# TASK DETAILS
Each line that holds the word "Normalized" is to be identified and copied.

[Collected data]
-=-=-=-=-

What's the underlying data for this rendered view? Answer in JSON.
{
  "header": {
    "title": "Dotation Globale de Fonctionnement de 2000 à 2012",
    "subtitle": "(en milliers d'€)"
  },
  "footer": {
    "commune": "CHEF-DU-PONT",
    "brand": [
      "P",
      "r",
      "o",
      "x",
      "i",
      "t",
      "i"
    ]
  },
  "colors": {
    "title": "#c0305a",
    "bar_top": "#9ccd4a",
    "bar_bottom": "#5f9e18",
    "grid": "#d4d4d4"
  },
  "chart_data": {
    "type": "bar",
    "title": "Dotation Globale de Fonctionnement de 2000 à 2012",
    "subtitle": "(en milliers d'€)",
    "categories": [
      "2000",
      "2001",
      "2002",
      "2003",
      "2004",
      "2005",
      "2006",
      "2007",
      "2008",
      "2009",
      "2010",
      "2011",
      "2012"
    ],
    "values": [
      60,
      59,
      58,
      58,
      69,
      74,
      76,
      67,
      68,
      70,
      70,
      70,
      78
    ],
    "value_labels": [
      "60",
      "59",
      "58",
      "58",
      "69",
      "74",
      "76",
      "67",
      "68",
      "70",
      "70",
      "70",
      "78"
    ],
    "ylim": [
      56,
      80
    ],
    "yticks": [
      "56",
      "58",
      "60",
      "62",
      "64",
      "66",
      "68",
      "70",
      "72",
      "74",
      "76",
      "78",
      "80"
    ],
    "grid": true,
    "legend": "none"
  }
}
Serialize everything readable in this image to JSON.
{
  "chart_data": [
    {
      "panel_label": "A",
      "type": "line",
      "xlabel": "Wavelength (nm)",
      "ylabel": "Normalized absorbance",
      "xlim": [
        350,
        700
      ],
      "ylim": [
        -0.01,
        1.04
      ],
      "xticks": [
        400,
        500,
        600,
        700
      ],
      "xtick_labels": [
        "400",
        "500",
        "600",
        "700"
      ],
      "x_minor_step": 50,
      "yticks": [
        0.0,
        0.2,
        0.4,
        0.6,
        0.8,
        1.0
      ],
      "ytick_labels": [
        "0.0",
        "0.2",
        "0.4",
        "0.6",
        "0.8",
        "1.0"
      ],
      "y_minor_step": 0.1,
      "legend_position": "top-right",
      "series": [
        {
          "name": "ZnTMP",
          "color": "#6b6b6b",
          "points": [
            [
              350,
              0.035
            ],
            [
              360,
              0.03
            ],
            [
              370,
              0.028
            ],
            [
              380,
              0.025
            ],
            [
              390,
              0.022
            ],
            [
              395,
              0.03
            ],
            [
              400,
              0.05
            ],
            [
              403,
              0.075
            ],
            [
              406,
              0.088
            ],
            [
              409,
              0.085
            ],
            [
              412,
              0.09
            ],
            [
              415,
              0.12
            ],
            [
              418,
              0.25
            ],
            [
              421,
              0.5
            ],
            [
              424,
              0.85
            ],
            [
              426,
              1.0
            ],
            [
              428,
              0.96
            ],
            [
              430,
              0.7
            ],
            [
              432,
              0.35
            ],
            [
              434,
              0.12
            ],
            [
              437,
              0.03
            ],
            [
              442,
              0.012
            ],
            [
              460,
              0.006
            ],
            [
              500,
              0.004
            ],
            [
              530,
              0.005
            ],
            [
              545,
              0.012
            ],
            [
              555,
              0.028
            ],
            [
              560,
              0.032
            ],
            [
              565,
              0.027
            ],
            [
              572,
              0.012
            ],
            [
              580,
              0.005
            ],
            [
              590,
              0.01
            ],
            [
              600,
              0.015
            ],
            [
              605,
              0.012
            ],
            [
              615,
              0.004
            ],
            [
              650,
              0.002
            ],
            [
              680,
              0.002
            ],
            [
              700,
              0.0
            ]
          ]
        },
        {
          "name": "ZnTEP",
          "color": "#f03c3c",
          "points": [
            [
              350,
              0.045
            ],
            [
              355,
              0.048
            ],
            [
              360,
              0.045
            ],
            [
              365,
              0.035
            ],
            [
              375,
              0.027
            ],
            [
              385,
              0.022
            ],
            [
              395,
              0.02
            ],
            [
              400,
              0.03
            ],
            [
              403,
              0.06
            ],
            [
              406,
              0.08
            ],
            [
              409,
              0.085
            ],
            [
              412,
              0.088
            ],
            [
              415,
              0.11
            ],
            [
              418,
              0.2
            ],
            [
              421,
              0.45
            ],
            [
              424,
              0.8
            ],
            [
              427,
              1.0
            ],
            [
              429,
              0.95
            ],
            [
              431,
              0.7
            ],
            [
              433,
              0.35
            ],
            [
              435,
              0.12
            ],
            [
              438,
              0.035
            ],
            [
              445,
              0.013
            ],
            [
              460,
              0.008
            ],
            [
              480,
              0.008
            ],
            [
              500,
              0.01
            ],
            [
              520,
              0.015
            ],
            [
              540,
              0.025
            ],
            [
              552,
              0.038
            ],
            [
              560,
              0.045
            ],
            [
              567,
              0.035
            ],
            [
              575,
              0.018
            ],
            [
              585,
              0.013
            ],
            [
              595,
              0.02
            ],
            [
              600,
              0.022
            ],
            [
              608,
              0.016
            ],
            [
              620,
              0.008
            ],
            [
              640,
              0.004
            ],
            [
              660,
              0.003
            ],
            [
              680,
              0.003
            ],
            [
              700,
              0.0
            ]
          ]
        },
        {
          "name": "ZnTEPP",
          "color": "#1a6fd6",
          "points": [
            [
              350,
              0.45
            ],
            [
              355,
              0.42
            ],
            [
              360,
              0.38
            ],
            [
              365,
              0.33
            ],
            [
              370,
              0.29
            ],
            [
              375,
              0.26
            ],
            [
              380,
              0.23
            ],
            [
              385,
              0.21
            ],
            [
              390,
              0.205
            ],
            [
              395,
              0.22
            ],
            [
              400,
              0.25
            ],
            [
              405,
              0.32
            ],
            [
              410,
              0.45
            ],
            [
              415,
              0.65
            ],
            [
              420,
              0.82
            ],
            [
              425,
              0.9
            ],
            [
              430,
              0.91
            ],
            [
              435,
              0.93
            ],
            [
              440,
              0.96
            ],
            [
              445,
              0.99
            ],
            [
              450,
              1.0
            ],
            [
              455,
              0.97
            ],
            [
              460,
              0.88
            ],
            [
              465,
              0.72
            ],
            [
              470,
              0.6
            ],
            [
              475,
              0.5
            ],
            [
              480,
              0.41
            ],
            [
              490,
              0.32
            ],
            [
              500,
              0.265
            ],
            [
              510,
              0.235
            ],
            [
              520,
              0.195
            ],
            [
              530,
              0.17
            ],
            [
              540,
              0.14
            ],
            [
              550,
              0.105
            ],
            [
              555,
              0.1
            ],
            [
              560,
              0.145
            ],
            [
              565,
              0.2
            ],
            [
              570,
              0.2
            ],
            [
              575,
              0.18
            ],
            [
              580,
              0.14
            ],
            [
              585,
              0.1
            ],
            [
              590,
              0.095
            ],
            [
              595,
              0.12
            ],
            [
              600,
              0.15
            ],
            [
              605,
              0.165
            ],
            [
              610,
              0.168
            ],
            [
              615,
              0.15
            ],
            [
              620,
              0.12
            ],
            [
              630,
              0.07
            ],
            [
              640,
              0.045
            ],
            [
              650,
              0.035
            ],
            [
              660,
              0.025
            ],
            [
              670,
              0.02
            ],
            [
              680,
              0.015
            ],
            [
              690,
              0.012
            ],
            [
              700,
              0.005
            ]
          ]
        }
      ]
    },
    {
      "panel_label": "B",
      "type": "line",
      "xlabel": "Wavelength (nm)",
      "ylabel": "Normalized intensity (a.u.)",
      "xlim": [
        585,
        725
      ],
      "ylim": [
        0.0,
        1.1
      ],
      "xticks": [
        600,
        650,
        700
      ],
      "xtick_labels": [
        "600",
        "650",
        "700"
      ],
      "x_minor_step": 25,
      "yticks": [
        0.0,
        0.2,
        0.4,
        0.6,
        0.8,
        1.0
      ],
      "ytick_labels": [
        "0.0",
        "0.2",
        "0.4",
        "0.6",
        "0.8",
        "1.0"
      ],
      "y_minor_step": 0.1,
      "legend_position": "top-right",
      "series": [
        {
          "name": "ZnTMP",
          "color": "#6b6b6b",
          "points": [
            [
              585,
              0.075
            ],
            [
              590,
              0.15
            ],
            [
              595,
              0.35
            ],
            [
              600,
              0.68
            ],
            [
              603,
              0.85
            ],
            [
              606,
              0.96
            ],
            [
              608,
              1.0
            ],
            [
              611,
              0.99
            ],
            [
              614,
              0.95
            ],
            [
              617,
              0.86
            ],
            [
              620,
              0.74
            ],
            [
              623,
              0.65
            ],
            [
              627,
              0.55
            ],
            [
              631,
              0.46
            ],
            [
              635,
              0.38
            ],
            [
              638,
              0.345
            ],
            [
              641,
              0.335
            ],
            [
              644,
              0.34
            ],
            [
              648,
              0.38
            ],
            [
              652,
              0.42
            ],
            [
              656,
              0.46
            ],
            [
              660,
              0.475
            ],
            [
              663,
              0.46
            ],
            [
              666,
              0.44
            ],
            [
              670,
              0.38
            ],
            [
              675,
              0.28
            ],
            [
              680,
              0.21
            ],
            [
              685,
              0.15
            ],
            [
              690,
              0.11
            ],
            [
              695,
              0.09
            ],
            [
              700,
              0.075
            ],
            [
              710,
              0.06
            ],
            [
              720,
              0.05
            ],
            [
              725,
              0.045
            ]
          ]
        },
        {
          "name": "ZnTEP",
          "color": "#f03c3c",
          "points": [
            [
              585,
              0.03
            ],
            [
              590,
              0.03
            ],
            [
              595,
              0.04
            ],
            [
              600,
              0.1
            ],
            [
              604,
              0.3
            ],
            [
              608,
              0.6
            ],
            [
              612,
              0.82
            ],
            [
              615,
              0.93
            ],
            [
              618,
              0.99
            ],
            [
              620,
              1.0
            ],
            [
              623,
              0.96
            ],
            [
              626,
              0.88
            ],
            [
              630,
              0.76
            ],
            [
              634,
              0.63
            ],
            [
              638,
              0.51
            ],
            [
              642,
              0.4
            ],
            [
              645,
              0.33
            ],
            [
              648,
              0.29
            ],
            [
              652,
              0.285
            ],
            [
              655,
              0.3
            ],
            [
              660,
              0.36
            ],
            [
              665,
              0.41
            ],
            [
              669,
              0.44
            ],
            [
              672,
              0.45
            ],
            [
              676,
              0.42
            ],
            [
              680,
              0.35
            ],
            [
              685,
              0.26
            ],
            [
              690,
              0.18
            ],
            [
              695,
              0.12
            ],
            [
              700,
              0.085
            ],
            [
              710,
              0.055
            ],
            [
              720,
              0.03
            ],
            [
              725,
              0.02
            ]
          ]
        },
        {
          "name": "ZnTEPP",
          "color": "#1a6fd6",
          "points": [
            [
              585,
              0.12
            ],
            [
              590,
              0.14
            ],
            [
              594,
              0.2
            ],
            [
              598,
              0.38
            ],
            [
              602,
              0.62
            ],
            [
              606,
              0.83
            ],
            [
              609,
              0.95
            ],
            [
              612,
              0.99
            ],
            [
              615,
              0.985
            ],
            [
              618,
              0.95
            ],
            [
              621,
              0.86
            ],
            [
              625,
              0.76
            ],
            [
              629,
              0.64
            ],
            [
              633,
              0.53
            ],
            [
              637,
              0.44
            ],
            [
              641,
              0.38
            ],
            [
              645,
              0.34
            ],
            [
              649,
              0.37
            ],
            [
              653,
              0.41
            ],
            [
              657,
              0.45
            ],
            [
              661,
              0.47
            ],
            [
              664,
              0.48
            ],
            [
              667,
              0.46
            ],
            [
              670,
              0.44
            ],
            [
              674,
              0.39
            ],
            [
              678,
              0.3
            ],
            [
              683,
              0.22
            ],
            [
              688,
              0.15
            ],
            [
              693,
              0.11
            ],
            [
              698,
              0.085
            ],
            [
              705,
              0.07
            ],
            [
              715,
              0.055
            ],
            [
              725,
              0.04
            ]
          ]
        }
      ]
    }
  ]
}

-=-=-=-=-

# FINAL RESULT
      "ylabel": "Normalized absorbance",
      "ylabel": "Normalized intensity (a.u.)",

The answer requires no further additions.